**GOAL**
Send back the entries below exactly as they appear.

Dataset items
** start **

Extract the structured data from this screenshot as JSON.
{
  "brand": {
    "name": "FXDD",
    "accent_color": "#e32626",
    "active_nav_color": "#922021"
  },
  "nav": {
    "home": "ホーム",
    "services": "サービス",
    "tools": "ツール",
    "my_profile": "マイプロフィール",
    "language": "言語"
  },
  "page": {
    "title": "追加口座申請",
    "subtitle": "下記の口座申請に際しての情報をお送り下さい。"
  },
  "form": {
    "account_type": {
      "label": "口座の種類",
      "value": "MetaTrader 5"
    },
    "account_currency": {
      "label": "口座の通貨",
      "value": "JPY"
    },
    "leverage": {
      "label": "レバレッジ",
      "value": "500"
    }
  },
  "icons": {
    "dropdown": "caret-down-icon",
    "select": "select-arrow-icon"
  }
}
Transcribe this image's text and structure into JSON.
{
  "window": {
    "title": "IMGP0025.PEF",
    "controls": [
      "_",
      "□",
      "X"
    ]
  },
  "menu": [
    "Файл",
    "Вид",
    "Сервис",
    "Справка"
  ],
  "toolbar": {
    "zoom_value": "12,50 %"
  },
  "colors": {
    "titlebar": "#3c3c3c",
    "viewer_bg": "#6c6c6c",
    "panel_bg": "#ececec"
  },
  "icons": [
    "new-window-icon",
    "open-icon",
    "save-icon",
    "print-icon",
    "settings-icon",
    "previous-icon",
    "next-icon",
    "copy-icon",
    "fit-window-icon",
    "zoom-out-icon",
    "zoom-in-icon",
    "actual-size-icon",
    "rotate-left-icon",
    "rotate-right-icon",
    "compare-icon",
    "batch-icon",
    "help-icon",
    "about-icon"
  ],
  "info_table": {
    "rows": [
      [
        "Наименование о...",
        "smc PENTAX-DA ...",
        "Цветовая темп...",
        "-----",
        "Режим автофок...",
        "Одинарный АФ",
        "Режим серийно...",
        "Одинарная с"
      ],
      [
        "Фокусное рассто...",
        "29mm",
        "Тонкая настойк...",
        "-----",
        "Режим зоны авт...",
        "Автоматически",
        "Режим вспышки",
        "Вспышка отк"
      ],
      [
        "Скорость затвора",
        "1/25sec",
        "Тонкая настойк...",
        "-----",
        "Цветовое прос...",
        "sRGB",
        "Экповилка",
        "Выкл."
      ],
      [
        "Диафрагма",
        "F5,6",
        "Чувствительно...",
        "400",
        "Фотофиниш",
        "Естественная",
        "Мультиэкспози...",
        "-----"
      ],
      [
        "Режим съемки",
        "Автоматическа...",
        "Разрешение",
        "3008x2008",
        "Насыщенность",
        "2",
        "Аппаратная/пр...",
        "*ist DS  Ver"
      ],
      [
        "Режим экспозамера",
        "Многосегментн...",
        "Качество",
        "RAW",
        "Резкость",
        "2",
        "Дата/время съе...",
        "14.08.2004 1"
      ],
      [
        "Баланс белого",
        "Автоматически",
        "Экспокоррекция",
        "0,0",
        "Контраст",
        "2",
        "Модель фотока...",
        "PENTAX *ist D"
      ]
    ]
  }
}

** end **

**PROBLEM SOLUTION**
Extract the structured data from this screenshot as JSON.
{
  "brand": {
    "name": "FXDD",
    "accent_color": "#e32626",
    "active_nav_color": "#922021"
  },
  "nav": {
    "home": "ホーム",
    "services": "サービス",
    "tools": "ツール",
    "my_profile": "マイプロフィール",
    "language": "言語"
  },
  "page": {
    "title": "追加口座申請",
    "subtitle": "下記の口座申請に際しての情報をお送り下さい。"
  },
  "form": {
    "account_type": {
      "label": "口座の種類",
      "value": "MetaTrader 5"
    },
    "account_currency": {
      "label": "口座の通貨",
      "value": "JPY"
    },
    "leverage": {
      "label": "レバレッジ",
      "value": "500"
    }
  },
  "icons": {
    "dropdown": "caret-down-icon",
    "select": "select-arrow-icon"
  }
}
Transcribe this image's text and structure into JSON.
{
  "window": {
    "title": "IMGP0025.PEF",
    "controls": [
      "_",
      "□",
      "X"
    ]
  },
  "menu": [
    "Файл",
    "Вид",
    "Сервис",
    "Справка"
  ],
  "toolbar": {
    "zoom_value": "12,50 %"
  },
  "colors": {
    "titlebar": "#3c3c3c",
    "viewer_bg": "#6c6c6c",
    "panel_bg": "#ececec"
  },
  "icons": [
    "new-window-icon",
    "open-icon",
    "save-icon",
    "print-icon",
    "settings-icon",
    "previous-icon",
    "next-icon",
    "copy-icon",
    "fit-window-icon",
    "zoom-out-icon",
    "zoom-in-icon",
    "actual-size-icon",
    "rotate-left-icon",
    "rotate-right-icon",
    "compare-icon",
    "batch-icon",
    "help-icon",
    "about-icon"
  ],
  "info_table": {
    "rows": [
      [
        "Наименование о...",
        "smc PENTAX-DA ...",
        "Цветовая темп...",
        "-----",
        "Режим автофок...",
        "Одинарный АФ",
        "Режим серийно...",
        "Одинарная с"
      ],
      [
        "Фокусное рассто...",
        "29mm",
        "Тонкая настойк...",
        "-----",
        "Режим зоны авт...",
        "Автоматически",
        "Режим вспышки",
        "Вспышка отк"
      ],
      [
        "Скорость затвора",
        "1/25sec",
        "Тонкая настойк...",
        "-----",
        "Цветовое прос...",
        "sRGB",
        "Экповилка",
        "Выкл."
      ],
      [
        "Диафрагма",
        "F5,6",
        "Чувствительно...",
        "400",
        "Фотофиниш",
        "Естественная",
        "Мультиэкспози...",
        "-----"
      ],
      [
        "Режим съемки",
        "Автоматическа...",
        "Разрешение",
        "3008x2008",
        "Насыщенность",
        "2",
        "Аппаратная/пр...",
        "*ist DS  Ver"
      ],
      [
        "Режим экспозамера",
        "Многосегментн...",
        "Качество",
        "RAW",
        "Резкость",
        "2",
        "Дата/время съе...",
        "14.08.2004 1"
      ],
      [
        "Баланс белого",
        "Автоматически",
        "Экспокоррекция",
        "0,0",
        "Контраст",
        "2",
        "Модель фотока...",
        "PENTAX *ist D"
      ]
    ]
  }
}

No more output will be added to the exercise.